> _Task requirements_
Repeat each entry in full, exactly.
______
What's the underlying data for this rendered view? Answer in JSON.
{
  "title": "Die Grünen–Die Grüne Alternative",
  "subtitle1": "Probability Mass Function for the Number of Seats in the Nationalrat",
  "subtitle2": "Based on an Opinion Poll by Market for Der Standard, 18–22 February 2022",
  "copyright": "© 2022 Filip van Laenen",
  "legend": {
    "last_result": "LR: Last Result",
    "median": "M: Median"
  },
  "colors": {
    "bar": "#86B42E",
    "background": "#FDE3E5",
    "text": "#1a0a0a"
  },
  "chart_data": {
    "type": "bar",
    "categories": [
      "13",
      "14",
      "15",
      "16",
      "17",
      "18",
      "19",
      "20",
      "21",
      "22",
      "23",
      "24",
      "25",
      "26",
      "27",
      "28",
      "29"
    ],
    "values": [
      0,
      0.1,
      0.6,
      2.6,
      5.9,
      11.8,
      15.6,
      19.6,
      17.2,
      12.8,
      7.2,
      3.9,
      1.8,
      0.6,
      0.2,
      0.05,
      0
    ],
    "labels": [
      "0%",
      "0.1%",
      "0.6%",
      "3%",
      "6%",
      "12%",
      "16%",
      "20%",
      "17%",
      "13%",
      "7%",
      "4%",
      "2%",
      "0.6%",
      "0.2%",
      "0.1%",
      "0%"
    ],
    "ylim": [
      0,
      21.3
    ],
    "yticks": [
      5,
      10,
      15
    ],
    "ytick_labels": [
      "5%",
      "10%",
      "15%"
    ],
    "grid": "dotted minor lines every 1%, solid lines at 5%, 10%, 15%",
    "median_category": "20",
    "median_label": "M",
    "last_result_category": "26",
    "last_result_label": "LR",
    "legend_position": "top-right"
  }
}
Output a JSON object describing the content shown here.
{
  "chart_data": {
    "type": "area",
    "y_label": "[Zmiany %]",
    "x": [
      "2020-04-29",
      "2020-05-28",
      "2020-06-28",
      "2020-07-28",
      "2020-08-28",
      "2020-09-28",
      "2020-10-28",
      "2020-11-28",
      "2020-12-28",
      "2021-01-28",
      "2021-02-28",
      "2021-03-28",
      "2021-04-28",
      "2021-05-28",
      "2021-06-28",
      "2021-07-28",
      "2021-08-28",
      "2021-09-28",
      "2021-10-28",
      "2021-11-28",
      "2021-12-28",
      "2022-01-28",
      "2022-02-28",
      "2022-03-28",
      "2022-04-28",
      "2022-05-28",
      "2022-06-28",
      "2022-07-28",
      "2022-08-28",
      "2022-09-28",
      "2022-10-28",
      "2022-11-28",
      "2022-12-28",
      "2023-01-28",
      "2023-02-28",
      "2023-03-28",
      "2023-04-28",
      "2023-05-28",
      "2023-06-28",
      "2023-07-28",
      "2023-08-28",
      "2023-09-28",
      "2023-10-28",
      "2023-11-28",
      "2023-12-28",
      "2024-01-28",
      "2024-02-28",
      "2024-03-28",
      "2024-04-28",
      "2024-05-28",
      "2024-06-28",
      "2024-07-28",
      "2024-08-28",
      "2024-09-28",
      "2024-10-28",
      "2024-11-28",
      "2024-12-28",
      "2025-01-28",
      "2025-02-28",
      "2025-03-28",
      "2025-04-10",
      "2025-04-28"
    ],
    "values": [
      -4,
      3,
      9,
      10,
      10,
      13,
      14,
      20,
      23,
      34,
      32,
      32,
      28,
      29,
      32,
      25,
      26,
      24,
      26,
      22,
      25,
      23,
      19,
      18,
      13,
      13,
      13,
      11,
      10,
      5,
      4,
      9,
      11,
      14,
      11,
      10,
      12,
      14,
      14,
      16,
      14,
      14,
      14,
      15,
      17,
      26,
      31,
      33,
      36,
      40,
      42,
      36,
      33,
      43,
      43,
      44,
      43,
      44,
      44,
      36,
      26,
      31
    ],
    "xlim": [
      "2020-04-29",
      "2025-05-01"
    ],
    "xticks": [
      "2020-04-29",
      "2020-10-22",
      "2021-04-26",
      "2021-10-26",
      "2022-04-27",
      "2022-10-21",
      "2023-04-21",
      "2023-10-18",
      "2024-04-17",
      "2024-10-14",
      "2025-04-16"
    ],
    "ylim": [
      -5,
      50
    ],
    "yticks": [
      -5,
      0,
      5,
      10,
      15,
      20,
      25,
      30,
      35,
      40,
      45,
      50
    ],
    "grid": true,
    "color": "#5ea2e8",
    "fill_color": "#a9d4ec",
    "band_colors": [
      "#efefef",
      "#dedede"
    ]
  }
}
______
> _Final result_
What's the underlying data for this rendered view? Answer in JSON.
{
  "title": "Die Grünen–Die Grüne Alternative",
  "subtitle1": "Probability Mass Function for the Number of Seats in the Nationalrat",
  "subtitle2": "Based on an Opinion Poll by Market for Der Standard, 18–22 February 2022",
  "copyright": "© 2022 Filip van Laenen",
  "legend": {
    "last_result": "LR: Last Result",
    "median": "M: Median"
  },
  "colors": {
    "bar": "#86B42E",
    "background": "#FDE3E5",
    "text": "#1a0a0a"
  },
  "chart_data": {
    "type": "bar",
    "categories": [
      "13",
      "14",
      "15",
      "16",
      "17",
      "18",
      "19",
      "20",
      "21",
      "22",
      "23",
      "24",
      "25",
      "26",
      "27",
      "28",
      "29"
    ],
    "values": [
      0,
      0.1,
      0.6,
      2.6,
      5.9,
      11.8,
      15.6,
      19.6,
      17.2,
      12.8,
      7.2,
      3.9,
      1.8,
      0.6,
      0.2,
      0.05,
      0
    ],
    "labels": [
      "0%",
      "0.1%",
      "0.6%",
      "3%",
      "6%",
      "12%",
      "16%",
      "20%",
      "17%",
      "13%",
      "7%",
      "4%",
      "2%",
      "0.6%",
      "0.2%",
      "0.1%",
      "0%"
    ],
    "ylim": [
      0,
      21.3
    ],
    "yticks": [
      5,
      10,
      15
    ],
    "ytick_labels": [
      "5%",
      "10%",
      "15%"
    ],
    "grid": "dotted minor lines every 1%, solid lines at 5%, 10%, 15%",
    "median_category": "20",
    "median_label": "M",
    "last_result_category": "26",
    "last_result_label": "LR",
    "legend_position": "top-right"
  }
}
Output a JSON object describing the content shown here.
{
  "chart_data": {
    "type": "area",
    "y_label": "[Zmiany %]",
    "x": [
      "2020-04-29",
      "2020-05-28",
      "2020-06-28",
      "2020-07-28",
      "2020-08-28",
      "2020-09-28",
      "2020-10-28",
      "2020-11-28",
      "2020-12-28",
      "2021-01-28",
      "2021-02-28",
      "2021-03-28",
      "2021-04-28",
      "2021-05-28",
      "2021-06-28",
      "2021-07-28",
      "2021-08-28",
      "2021-09-28",
      "2021-10-28",
      "2021-11-28",
      "2021-12-28",
      "2022-01-28",
      "2022-02-28",
      "2022-03-28",
      "2022-04-28",
      "2022-05-28",
      "2022-06-28",
      "2022-07-28",
      "2022-08-28",
      "2022-09-28",
      "2022-10-28",
      "2022-11-28",
      "2022-12-28",
      "2023-01-28",
      "2023-02-28",
      "2023-03-28",
      "2023-04-28",
      "2023-05-28",
      "2023-06-28",
      "2023-07-28",
      "2023-08-28",
      "2023-09-28",
      "2023-10-28",
      "2023-11-28",
      "2023-12-28",
      "2024-01-28",
      "2024-02-28",
      "2024-03-28",
      "2024-04-28",
      "2024-05-28",
      "2024-06-28",
      "2024-07-28",
      "2024-08-28",
      "2024-09-28",
      "2024-10-28",
      "2024-11-28",
      "2024-12-28",
      "2025-01-28",
      "2025-02-28",
      "2025-03-28",
      "2025-04-10",
      "2025-04-28"
    ],
    "values": [
      -4,
      3,
      9,
      10,
      10,
      13,
      14,
      20,
      23,
      34,
      32,
      32,
      28,
      29,
      32,
      25,
      26,
      24,
      26,
      22,
      25,
      23,
      19,
      18,
      13,
      13,
      13,
      11,
      10,
      5,
      4,
      9,
      11,
      14,
      11,
      10,
      12,
      14,
      14,
      16,
      14,
      14,
      14,
      15,
      17,
      26,
      31,
      33,
      36,
      40,
      42,
      36,
      33,
      43,
      43,
      44,
      43,
      44,
      44,
      36,
      26,
      31
    ],
    "xlim": [
      "2020-04-29",
      "2025-05-01"
    ],
    "xticks": [
      "2020-04-29",
      "2020-10-22",
      "2021-04-26",
      "2021-10-26",
      "2022-04-27",
      "2022-10-21",
      "2023-04-21",
      "2023-10-18",
      "2024-04-17",
      "2024-10-14",
      "2025-04-16"
    ],
    "ylim": [
      -5,
      50
    ],
    "yticks": [
      -5,
      0,
      5,
      10,
      15,
      20,
      25,
      30,
      35,
      40,
      45,
      50
    ],
    "grid": true,
    "color": "#5ea2e8",
    "fill_color": "#a9d4ec",
    "band_colors": [
      "#efefef",
      "#dedede"
    ]
  }
}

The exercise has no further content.